» **SOURCE DATA**
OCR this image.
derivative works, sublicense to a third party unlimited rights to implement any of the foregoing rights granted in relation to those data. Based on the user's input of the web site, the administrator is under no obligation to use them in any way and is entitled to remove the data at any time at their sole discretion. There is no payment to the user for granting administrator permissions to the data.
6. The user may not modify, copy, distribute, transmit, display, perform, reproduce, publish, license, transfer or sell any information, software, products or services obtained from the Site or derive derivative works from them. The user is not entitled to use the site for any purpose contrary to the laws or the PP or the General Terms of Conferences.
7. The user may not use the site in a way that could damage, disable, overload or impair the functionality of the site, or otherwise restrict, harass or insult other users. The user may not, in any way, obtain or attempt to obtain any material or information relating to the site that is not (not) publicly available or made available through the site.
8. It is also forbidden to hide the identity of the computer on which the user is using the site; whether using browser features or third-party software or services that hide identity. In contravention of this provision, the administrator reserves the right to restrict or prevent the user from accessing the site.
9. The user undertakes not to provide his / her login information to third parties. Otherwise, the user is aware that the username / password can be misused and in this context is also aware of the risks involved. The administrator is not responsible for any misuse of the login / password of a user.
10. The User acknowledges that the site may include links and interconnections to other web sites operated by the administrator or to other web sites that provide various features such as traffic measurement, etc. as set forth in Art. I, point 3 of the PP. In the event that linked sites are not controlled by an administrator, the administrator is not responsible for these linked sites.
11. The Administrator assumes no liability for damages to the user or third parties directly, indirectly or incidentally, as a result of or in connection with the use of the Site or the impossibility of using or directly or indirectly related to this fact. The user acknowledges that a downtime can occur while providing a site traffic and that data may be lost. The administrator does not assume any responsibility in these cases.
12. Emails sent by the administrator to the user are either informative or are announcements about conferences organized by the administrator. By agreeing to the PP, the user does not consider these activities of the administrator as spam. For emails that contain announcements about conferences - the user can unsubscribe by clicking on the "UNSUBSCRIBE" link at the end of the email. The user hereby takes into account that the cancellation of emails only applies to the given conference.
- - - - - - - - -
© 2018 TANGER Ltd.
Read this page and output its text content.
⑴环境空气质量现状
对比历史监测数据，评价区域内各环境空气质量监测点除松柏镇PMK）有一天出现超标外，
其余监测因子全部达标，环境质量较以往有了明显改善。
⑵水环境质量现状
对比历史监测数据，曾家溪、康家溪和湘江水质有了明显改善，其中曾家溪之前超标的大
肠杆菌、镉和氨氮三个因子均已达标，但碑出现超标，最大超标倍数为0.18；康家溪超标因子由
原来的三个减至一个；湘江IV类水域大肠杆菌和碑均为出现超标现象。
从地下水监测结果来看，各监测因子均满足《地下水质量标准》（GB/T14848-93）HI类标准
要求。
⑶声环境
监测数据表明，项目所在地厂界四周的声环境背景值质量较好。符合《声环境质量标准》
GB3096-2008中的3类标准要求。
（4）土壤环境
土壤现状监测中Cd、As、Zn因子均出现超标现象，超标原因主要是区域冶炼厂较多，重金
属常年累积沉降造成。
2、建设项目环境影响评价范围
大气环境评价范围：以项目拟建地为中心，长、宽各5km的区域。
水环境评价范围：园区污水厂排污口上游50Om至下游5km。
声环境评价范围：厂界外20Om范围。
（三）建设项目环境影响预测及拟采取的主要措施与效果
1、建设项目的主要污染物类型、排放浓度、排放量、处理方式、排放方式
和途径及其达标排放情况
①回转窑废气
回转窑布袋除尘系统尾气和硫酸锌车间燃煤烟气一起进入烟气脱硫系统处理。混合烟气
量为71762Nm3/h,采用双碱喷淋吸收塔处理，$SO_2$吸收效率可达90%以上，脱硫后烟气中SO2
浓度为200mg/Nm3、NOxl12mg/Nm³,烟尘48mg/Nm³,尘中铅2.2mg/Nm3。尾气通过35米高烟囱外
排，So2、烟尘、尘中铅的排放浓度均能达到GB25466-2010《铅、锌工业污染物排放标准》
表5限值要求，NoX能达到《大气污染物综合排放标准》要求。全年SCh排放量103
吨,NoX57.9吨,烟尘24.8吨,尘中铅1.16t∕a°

» **DO THIS**
Identify the lines in the entries above that contain "对比历史监测数据", then copy them out.

» **SOLUTION TO THIS EXERCISE**
对比历史监测数据，评价区域内各环境空气质量监测点除松柏镇PMK）有一天出现超标外，
对比历史监测数据，曾家溪、康家溪和湘江水质有了明显改善，其中曾家溪之前超标的大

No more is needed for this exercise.